**SET EXERCISE**
Copy each of the entries below faithfully, setting aside any pictures.

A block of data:
....

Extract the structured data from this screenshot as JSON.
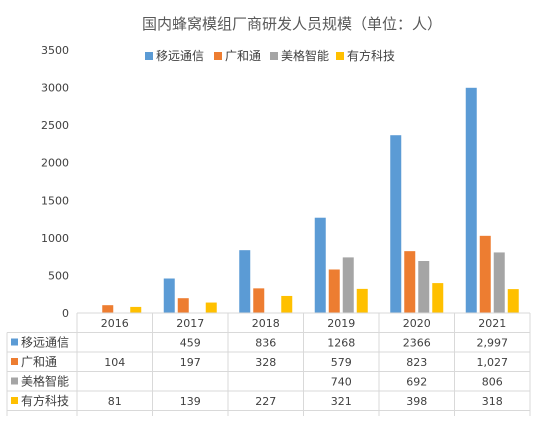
{
  "chart_data": {
    "type": "bar",
    "title": "国内蜂窝模组厂商研发人员规模（单位：人）",
    "categories": [
      "2016",
      "2017",
      "2018",
      "2019",
      "2020",
      "2021"
    ],
    "ylim": [
      0,
      3500
    ],
    "yticks": [
      "0",
      "500",
      "1000",
      "1500",
      "2000",
      "2500",
      "3000",
      "3500"
    ],
    "grid": false,
    "legend_position": "top",
    "series": [
      {
        "name": "移远通信",
        "color": "#5B9BD5",
        "values": [
          null,
          459,
          836,
          1268,
          2366,
          2997
        ],
        "labels": [
          "",
          "459",
          "836",
          "1268",
          "2366",
          "2,997"
        ]
      },
      {
        "name": "广和通",
        "color": "#ED7D31",
        "values": [
          104,
          197,
          328,
          579,
          823,
          1027
        ],
        "labels": [
          "104",
          "197",
          "328",
          "579",
          "823",
          "1,027"
        ]
      },
      {
        "name": "美格智能",
        "color": "#A5A5A5",
        "values": [
          null,
          null,
          null,
          740,
          692,
          806
        ],
        "labels": [
          "",
          "",
          "",
          "740",
          "692",
          "806"
        ]
      },
      {
        "name": "有方科技",
        "color": "#FFC000",
        "values": [
          81,
          139,
          227,
          321,
          398,
          318
        ],
        "labels": [
          "81",
          "139",
          "227",
          "321",
          "398",
          "318"
        ]
      }
    ]
  }
}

....

**SOLUTION**
Extract the structured data from this screenshot as JSON.
{
  "chart_data": {
    "type": "bar",
    "title": "国内蜂窝模组厂商研发人员规模（单位：人）",
    "categories": [
      "2016",
      "2017",
      "2018",
      "2019",
      "2020",
      "2021"
    ],
    "ylim": [
      0,
      3500
    ],
    "yticks": [
      "0",
      "500",
      "1000",
      "1500",
      "2000",
      "2500",
      "3000",
      "3500"
    ],
    "grid": false,
    "legend_position": "top",
    "series": [
      {
        "name": "移远通信",
        "color": "#5B9BD5",
        "values": [
          null,
          459,
          836,
          1268,
          2366,
          2997
        ],
        "labels": [
          "",
          "459",
          "836",
          "1268",
          "2366",
          "2,997"
        ]
      },
      {
        "name": "广和通",
        "color": "#ED7D31",
        "values": [
          104,
          197,
          328,
          579,
          823,
          1027
        ],
        "labels": [
          "104",
          "197",
          "328",
          "579",
          "823",
          "1,027"
        ]
      },
      {
        "name": "美格智能",
        "color": "#A5A5A5",
        "values": [
          null,
          null,
          null,
          740,
          692,
          806
        ],
        "labels": [
          "",
          "",
          "",
          "740",
          "692",
          "806"
        ]
      },
      {
        "name": "有方科技",
        "color": "#FFC000",
        "values": [
          81,
          139,
          227,
          321,
          398,
          318
        ],
        "labels": [
          "81",
          "139",
          "227",
          "321",
          "398",
          "318"
        ]
      }
    ]
  }
}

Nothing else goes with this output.